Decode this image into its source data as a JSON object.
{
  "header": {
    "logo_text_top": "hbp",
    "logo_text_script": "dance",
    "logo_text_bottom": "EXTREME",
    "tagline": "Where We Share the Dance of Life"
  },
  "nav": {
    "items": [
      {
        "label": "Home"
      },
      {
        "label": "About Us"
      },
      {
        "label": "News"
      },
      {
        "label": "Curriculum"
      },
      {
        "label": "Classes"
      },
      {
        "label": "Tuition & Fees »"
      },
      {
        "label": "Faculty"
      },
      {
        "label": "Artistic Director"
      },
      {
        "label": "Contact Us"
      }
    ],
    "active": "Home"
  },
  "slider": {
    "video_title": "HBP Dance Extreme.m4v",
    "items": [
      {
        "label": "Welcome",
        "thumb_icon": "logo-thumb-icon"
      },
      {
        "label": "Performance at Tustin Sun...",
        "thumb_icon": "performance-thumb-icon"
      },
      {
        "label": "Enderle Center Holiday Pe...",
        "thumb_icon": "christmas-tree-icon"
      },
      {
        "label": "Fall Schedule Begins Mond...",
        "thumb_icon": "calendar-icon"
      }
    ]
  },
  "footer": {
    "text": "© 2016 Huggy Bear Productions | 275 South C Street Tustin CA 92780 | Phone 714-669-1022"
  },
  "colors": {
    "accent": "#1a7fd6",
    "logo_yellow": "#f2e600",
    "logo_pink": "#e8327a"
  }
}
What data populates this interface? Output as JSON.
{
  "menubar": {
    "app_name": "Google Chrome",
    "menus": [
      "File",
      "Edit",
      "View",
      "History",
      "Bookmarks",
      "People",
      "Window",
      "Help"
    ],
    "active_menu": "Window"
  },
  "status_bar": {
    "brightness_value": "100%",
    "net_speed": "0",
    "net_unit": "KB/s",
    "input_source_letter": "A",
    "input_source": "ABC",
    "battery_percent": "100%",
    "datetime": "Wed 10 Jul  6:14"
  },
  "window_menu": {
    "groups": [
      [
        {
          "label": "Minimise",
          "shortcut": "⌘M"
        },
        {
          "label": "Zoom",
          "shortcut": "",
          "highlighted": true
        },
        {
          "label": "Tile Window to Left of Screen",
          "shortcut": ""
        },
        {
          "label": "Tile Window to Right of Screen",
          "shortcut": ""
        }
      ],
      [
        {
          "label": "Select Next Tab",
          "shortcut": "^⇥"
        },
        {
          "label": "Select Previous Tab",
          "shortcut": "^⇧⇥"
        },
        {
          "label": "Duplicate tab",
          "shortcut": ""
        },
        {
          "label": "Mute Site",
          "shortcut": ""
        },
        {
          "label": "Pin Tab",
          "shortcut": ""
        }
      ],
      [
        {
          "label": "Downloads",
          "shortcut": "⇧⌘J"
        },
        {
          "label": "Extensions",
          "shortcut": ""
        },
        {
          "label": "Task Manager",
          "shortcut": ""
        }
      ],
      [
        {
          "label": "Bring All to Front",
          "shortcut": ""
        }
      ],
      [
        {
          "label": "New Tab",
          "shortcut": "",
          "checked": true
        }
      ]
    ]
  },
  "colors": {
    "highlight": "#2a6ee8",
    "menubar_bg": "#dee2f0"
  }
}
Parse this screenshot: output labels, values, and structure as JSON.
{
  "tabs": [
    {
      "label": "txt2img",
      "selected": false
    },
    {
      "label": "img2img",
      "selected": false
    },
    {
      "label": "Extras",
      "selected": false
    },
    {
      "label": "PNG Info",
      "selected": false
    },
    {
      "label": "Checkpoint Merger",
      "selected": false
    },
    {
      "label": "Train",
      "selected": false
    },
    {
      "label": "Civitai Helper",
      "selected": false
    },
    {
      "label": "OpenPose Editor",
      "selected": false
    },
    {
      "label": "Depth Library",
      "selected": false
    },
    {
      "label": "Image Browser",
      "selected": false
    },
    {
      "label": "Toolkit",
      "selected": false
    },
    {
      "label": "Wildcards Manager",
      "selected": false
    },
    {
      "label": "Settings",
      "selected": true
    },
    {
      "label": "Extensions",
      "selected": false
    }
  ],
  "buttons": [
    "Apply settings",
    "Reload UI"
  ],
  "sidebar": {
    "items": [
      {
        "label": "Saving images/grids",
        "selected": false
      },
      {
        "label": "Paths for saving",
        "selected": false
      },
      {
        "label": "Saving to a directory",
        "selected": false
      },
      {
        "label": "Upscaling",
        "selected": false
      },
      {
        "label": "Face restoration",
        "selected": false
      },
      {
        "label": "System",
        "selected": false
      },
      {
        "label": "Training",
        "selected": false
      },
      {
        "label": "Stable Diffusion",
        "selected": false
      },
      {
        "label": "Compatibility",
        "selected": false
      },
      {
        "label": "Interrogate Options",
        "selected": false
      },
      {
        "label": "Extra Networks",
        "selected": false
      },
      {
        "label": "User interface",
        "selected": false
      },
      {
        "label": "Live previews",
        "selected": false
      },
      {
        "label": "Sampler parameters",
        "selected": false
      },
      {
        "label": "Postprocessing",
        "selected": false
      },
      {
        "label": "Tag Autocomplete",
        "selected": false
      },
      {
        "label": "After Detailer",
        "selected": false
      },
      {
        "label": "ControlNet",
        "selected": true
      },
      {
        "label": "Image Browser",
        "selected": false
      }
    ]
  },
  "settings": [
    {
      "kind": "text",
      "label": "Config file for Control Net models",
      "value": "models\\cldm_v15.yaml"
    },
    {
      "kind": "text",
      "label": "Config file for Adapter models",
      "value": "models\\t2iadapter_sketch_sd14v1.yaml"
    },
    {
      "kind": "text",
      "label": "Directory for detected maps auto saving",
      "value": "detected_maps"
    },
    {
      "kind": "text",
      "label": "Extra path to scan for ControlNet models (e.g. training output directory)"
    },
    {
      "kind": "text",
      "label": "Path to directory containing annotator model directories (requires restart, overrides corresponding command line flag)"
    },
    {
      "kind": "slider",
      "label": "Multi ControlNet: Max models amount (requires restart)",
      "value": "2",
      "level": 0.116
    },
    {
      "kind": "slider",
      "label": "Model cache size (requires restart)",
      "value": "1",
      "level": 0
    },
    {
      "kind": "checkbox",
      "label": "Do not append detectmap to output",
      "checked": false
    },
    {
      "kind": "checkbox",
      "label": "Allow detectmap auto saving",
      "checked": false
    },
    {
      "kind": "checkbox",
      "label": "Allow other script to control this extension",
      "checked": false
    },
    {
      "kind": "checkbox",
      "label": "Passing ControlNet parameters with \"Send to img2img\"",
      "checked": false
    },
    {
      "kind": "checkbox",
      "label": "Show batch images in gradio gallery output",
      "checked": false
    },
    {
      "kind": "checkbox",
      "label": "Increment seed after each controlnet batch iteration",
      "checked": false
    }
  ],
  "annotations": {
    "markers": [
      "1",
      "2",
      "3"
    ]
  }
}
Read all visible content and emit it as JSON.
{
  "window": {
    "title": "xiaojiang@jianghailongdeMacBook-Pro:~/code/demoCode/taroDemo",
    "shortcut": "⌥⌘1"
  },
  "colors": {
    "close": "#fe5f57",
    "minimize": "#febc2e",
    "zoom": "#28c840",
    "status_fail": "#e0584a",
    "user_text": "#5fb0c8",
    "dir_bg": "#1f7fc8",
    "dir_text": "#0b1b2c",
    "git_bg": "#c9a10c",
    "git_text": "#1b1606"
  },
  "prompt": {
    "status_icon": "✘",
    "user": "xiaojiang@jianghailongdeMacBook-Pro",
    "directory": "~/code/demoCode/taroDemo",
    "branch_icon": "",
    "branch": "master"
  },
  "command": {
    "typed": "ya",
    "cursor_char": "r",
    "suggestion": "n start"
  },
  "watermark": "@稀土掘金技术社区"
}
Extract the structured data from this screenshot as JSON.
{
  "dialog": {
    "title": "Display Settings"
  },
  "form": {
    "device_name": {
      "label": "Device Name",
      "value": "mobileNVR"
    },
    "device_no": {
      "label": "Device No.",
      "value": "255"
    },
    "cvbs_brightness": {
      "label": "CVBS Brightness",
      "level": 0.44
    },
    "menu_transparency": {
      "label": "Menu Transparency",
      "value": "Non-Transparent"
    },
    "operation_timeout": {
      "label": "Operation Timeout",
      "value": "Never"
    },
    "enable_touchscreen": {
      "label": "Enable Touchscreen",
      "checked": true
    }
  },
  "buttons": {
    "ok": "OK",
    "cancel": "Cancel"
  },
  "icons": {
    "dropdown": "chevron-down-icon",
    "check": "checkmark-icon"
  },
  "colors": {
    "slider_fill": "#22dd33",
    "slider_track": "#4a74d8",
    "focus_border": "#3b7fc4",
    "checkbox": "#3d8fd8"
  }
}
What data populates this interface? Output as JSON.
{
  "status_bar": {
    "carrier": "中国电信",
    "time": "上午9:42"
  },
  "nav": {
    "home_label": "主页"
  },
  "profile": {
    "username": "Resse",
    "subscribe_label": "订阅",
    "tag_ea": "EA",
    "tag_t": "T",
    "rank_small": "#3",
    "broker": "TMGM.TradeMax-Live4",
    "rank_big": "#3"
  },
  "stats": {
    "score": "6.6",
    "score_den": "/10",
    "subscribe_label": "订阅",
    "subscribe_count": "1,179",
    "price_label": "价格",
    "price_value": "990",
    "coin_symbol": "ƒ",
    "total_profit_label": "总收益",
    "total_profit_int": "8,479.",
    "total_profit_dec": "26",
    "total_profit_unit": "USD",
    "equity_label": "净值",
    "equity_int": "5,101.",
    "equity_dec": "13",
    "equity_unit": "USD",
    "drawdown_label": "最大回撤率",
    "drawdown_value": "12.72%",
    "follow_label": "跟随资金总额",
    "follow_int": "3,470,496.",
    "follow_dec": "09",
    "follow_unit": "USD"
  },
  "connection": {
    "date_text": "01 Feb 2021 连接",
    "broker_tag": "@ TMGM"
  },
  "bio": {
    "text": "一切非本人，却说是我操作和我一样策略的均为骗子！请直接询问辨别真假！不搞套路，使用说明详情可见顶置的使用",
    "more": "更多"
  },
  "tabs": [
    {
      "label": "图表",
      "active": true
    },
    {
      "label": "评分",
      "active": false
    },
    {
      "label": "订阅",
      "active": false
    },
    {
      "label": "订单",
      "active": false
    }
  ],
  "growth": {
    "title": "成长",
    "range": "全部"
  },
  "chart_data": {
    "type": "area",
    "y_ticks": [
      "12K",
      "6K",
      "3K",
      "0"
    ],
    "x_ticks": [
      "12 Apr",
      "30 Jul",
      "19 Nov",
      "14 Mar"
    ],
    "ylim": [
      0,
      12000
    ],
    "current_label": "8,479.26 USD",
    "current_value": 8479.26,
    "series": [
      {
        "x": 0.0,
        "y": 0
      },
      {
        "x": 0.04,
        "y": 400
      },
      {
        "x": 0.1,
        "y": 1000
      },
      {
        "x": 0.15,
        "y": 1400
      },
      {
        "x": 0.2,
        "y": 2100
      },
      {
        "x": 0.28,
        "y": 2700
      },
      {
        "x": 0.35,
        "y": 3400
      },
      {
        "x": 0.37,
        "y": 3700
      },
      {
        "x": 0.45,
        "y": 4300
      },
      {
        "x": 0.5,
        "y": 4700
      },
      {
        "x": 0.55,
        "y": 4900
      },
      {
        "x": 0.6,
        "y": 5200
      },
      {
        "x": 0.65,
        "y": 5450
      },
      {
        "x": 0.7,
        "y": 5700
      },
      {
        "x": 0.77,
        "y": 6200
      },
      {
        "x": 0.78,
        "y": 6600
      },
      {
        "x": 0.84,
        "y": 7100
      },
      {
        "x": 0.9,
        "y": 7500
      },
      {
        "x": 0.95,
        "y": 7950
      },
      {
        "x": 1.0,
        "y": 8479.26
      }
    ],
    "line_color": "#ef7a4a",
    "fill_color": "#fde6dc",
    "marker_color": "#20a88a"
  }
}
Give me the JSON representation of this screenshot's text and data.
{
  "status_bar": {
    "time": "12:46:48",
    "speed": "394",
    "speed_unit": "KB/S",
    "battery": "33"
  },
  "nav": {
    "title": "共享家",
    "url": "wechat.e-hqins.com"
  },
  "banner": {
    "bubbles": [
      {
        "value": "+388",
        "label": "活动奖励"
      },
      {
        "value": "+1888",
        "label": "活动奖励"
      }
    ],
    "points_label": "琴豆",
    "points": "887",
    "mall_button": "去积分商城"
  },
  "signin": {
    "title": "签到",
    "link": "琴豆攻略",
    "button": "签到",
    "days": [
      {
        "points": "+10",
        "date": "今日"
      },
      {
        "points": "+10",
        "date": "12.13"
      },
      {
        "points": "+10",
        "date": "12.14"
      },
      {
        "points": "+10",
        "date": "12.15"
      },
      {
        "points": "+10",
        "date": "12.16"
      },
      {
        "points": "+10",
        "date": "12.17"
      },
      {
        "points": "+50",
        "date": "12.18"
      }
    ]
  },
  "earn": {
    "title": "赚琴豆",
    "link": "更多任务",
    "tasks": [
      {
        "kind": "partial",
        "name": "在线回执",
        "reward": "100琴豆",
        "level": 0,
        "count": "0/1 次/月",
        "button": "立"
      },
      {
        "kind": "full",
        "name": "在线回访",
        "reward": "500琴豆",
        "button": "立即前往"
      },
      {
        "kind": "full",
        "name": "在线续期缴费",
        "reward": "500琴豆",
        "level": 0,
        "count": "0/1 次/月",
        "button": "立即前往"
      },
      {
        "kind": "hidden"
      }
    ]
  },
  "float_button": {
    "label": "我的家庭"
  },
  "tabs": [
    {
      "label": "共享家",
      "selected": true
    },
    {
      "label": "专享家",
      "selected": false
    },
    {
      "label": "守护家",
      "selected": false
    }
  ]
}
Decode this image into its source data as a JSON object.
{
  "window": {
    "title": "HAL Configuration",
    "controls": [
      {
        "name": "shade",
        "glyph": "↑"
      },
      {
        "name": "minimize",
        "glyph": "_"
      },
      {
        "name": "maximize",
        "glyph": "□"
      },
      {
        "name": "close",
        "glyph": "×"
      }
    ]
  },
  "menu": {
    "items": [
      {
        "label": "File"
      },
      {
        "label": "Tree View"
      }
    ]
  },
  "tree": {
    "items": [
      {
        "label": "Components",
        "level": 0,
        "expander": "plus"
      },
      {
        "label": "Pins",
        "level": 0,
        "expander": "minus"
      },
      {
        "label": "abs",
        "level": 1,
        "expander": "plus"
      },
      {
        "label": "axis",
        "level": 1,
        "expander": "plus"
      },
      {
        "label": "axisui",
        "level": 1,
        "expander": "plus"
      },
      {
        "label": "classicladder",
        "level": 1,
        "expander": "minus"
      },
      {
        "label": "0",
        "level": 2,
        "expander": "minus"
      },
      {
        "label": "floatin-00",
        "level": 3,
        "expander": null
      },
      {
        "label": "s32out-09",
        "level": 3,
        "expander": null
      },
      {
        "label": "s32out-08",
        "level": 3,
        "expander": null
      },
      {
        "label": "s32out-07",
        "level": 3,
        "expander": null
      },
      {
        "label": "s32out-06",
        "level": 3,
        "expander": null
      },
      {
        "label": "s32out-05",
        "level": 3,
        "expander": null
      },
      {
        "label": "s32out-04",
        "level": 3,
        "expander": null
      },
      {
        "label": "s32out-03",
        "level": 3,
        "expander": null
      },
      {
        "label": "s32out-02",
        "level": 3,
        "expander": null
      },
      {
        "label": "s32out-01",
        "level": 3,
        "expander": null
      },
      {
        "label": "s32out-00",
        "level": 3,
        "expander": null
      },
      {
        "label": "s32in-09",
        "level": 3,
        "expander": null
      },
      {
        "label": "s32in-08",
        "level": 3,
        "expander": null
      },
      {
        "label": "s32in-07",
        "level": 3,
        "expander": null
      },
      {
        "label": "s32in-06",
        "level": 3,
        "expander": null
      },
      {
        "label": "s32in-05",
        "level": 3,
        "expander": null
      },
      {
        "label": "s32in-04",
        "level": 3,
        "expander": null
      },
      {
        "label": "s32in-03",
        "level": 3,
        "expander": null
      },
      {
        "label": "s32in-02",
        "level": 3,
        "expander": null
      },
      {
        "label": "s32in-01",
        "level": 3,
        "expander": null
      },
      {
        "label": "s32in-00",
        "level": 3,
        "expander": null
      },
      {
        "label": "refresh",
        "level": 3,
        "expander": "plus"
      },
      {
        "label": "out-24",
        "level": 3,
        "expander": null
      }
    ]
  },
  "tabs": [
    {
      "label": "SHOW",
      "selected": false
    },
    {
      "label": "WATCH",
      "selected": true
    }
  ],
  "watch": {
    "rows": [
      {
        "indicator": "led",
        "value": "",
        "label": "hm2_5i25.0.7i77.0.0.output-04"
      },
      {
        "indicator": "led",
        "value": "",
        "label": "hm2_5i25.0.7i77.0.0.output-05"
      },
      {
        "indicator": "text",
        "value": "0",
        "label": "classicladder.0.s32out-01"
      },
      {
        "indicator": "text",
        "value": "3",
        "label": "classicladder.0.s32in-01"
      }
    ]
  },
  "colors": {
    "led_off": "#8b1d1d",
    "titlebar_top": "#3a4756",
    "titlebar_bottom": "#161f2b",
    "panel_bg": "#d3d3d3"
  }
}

• Exercise goal: Find the word "jianghailongdeMacBook" in the material, then list each line that holds it.

• Reply:
    "title": "xiaojiang@jianghailongdeMacBook-Pro:~/code/demoCode/taroDemo",
    "user": "xiaojiang@jianghailongdeMacBook-Pro",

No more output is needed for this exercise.